Exercise prompt: The data must be written out once more, precisely as given.
§
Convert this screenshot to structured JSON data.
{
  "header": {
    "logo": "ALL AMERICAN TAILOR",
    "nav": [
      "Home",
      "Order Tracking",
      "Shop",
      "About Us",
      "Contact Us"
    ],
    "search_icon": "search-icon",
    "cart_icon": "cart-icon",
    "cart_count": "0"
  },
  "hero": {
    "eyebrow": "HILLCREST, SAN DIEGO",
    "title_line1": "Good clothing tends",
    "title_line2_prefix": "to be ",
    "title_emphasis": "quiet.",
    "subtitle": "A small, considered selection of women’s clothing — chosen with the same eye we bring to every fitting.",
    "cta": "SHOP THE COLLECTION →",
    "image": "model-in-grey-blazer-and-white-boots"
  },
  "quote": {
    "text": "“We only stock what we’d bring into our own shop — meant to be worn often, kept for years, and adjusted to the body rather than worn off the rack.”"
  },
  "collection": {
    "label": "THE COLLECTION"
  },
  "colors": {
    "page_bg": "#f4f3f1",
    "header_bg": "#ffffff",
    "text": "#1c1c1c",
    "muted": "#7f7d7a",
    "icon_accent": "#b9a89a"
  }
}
§
Written reply:
Convert this screenshot to structured JSON data.
{
  "header": {
    "logo": "ALL AMERICAN TAILOR",
    "nav": [
      "Home",
      "Order Tracking",
      "Shop",
      "About Us",
      "Contact Us"
    ],
    "search_icon": "search-icon",
    "cart_icon": "cart-icon",
    "cart_count": "0"
  },
  "hero": {
    "eyebrow": "HILLCREST, SAN DIEGO",
    "title_line1": "Good clothing tends",
    "title_line2_prefix": "to be ",
    "title_emphasis": "quiet.",
    "subtitle": "A small, considered selection of women’s clothing — chosen with the same eye we bring to every fitting.",
    "cta": "SHOP THE COLLECTION →",
    "image": "model-in-grey-blazer-and-white-boots"
  },
  "quote": {
    "text": "“We only stock what we’d bring into our own shop — meant to be worn often, kept for years, and adjusted to the body rather than worn off the rack.”"
  },
  "collection": {
    "label": "THE COLLECTION"
  },
  "colors": {
    "page_bg": "#f4f3f1",
    "header_bg": "#ffffff",
    "text": "#1c1c1c",
    "muted": "#7f7d7a",
    "icon_accent": "#b9a89a"
  }
}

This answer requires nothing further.